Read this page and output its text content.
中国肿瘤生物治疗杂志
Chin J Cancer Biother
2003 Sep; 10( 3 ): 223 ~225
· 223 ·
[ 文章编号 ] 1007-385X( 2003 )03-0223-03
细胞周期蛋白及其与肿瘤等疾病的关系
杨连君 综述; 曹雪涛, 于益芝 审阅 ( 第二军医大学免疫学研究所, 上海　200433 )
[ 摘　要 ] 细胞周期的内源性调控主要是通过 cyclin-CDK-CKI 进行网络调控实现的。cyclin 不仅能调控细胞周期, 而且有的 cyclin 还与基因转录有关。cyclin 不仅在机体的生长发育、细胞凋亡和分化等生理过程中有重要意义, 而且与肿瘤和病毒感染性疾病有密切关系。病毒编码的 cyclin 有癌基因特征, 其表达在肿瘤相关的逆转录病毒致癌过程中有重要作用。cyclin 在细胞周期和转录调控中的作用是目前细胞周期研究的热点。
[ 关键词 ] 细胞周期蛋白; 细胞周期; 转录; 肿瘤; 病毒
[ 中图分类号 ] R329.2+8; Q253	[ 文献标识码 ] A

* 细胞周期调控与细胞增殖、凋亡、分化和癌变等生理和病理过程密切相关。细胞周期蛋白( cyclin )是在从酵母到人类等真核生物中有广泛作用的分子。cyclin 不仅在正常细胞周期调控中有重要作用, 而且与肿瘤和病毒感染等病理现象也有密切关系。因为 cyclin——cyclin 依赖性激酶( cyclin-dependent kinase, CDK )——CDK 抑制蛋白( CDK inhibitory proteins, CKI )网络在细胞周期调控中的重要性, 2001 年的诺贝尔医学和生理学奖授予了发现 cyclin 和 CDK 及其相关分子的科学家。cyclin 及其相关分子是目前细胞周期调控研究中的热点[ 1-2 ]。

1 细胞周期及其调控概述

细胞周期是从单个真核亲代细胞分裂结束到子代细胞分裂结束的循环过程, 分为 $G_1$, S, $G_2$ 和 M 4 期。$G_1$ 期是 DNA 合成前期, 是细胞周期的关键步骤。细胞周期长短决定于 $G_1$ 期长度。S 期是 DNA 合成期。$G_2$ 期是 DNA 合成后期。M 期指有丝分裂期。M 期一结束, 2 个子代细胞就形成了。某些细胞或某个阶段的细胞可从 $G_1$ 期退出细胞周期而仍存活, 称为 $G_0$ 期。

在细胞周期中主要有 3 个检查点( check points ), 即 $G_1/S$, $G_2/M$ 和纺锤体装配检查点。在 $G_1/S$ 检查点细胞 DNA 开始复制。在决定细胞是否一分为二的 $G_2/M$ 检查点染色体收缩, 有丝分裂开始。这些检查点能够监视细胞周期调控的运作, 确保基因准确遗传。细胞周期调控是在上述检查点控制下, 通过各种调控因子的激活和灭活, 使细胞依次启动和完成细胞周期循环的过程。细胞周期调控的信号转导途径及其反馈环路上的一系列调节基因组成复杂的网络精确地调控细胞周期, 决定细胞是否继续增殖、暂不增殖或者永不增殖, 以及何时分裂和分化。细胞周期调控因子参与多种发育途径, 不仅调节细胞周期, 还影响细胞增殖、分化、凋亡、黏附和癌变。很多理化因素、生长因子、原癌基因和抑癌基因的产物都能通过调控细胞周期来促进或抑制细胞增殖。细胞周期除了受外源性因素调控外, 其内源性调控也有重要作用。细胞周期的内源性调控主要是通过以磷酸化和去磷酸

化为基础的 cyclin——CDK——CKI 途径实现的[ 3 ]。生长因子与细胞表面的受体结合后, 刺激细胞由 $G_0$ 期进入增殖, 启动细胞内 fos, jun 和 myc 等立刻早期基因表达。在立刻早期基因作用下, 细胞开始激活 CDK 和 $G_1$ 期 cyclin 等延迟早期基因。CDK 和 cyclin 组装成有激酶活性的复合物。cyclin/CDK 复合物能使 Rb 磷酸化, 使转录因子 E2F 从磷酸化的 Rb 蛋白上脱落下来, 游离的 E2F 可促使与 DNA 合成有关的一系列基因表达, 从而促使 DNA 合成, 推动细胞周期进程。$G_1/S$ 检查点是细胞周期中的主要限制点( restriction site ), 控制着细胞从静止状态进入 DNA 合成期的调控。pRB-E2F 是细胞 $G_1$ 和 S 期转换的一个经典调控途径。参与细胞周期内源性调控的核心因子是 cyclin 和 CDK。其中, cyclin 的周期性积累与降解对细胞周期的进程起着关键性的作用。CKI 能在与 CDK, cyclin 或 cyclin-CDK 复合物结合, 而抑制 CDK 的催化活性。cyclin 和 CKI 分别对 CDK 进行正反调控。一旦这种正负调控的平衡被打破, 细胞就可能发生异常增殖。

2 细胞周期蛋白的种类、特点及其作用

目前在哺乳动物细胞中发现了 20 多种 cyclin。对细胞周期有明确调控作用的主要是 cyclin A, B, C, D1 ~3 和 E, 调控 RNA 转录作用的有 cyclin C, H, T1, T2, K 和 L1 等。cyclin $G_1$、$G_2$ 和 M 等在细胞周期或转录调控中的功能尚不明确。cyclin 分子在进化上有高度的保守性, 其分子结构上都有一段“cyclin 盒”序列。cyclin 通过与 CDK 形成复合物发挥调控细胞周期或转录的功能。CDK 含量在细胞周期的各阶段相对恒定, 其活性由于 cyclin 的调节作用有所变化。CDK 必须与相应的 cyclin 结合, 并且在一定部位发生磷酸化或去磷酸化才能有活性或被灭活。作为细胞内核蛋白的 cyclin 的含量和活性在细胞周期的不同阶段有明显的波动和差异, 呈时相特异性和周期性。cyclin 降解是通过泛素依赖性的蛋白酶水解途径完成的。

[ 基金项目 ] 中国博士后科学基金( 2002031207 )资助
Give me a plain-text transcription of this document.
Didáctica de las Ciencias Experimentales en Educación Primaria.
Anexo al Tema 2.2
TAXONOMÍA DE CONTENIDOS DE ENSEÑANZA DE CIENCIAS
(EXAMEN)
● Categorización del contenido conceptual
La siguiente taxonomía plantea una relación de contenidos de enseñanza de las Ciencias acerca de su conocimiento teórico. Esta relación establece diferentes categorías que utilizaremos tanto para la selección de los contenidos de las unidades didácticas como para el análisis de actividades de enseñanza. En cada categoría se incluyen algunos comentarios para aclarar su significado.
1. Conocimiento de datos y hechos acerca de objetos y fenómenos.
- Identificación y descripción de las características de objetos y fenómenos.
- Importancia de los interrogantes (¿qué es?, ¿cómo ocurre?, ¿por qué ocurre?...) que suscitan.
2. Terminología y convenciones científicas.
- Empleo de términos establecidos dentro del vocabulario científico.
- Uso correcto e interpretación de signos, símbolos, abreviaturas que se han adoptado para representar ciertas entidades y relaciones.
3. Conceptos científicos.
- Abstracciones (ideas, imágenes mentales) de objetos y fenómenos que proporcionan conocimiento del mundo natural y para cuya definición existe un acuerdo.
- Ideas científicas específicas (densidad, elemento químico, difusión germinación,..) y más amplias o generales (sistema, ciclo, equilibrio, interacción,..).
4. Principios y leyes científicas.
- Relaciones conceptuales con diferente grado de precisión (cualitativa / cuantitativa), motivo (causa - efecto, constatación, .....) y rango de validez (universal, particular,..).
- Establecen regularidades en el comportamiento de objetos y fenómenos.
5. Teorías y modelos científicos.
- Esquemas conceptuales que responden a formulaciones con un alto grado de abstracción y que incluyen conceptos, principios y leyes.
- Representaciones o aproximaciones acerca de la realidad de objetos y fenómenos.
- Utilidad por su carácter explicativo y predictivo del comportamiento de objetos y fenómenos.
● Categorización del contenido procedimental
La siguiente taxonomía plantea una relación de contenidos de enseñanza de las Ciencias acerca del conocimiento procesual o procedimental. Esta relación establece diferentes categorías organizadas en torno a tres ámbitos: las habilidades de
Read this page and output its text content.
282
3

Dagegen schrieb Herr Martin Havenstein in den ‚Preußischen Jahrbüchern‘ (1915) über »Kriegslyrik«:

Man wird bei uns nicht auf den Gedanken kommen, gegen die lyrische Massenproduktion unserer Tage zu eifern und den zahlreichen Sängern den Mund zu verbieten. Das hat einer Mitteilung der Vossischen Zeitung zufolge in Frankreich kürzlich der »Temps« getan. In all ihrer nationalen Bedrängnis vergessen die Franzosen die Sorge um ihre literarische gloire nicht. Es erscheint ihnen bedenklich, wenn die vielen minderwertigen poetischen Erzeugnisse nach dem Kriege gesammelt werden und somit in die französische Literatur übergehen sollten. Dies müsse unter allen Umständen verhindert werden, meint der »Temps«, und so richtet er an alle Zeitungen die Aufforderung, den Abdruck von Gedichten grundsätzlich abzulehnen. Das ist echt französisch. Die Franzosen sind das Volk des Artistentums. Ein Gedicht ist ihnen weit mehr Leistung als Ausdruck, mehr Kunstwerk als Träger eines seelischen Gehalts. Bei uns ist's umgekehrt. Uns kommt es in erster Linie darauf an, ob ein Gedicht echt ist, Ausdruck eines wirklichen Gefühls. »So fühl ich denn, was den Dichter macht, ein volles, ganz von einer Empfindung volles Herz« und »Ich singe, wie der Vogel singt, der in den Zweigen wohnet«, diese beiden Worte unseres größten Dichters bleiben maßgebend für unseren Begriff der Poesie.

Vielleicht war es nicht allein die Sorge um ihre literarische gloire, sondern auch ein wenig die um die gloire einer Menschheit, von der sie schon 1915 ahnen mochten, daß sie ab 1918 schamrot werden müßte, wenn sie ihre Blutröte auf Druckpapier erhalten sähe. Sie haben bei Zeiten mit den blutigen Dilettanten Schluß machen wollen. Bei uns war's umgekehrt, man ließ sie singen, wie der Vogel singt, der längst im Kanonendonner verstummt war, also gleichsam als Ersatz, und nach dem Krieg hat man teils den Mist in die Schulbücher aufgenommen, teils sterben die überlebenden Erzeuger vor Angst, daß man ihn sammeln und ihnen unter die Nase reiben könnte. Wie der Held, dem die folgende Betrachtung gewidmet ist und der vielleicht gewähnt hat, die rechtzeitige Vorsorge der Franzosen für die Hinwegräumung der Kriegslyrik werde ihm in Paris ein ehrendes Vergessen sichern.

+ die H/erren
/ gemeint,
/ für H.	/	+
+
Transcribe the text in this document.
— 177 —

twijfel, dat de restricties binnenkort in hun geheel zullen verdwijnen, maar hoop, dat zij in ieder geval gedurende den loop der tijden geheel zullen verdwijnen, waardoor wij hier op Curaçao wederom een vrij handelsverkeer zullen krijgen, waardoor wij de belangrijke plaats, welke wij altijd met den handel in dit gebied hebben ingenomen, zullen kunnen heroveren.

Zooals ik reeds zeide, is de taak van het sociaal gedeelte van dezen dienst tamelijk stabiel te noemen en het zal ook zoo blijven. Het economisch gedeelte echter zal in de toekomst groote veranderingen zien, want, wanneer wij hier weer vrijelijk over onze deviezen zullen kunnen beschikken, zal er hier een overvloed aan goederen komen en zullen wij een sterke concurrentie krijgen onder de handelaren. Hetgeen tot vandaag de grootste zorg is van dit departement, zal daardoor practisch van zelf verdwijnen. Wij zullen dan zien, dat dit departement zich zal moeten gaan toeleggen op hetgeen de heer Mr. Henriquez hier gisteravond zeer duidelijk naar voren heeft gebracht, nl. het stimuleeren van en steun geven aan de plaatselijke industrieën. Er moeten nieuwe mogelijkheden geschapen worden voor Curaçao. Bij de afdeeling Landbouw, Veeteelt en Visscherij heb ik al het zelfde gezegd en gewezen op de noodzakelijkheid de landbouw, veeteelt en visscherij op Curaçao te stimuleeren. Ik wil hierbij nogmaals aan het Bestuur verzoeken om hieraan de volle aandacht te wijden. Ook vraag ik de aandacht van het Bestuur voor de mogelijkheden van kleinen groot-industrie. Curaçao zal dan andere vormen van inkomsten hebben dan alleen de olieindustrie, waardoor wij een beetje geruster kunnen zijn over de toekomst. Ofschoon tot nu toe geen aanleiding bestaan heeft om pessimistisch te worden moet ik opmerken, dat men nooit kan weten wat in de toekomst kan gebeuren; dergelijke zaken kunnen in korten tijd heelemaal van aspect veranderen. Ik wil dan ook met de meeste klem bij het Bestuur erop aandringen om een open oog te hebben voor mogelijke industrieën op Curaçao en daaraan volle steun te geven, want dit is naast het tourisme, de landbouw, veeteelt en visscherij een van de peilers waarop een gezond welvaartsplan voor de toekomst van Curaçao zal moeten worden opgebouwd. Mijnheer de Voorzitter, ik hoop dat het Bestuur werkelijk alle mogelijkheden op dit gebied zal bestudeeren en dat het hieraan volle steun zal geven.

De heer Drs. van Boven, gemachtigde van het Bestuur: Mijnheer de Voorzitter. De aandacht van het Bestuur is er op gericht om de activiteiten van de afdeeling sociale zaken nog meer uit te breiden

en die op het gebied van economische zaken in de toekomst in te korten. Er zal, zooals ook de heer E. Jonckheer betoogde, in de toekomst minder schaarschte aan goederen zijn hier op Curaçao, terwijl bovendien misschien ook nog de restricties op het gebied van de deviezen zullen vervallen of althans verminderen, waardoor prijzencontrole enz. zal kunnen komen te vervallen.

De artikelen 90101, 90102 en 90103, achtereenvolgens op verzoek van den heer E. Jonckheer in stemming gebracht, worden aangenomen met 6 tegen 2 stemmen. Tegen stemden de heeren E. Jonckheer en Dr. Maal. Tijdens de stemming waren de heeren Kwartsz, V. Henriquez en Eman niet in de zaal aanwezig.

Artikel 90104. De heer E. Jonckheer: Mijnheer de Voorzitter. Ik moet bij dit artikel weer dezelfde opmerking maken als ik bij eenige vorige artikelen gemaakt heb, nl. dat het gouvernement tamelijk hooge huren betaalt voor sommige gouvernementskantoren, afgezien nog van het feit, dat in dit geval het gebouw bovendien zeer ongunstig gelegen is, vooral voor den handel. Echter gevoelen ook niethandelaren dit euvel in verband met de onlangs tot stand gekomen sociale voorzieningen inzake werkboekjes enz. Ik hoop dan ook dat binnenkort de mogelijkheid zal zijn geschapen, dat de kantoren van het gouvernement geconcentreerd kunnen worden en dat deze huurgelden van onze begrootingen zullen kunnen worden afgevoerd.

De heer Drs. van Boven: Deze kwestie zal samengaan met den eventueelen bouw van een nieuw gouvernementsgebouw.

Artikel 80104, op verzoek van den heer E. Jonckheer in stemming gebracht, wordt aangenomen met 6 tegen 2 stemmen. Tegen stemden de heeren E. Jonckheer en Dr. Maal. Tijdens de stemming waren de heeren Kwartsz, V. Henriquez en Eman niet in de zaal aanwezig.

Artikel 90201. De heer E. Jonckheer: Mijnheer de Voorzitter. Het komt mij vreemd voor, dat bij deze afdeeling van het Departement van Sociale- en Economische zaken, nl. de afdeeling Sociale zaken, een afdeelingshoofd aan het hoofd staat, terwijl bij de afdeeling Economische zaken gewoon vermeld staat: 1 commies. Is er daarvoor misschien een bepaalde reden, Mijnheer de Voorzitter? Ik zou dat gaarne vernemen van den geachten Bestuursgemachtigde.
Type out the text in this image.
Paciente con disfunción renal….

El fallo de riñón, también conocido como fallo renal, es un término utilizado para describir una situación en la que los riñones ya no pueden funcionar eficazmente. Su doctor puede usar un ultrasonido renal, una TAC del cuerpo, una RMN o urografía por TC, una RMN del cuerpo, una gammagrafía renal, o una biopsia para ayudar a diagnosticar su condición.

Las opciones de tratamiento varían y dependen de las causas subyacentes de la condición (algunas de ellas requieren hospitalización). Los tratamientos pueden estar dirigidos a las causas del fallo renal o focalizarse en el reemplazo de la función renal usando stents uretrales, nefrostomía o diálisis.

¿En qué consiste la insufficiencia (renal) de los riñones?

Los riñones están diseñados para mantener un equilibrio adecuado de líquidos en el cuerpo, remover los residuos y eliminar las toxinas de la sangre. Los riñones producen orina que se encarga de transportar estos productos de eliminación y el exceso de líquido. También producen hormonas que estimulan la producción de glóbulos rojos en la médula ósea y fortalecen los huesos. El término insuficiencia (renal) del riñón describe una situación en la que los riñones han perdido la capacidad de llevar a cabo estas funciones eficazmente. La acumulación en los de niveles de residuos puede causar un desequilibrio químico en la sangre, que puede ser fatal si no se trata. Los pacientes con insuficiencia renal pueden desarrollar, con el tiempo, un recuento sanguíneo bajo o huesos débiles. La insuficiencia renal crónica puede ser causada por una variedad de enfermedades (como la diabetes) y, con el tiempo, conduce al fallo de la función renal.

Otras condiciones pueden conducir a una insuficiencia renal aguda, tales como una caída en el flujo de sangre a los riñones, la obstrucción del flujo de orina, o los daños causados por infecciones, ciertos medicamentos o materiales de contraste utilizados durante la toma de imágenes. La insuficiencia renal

---+---

### [Problem to solve]
Across the listing above, count the lines that contain the string "einer" and report the figure alone.

### [Result of the exercise]
2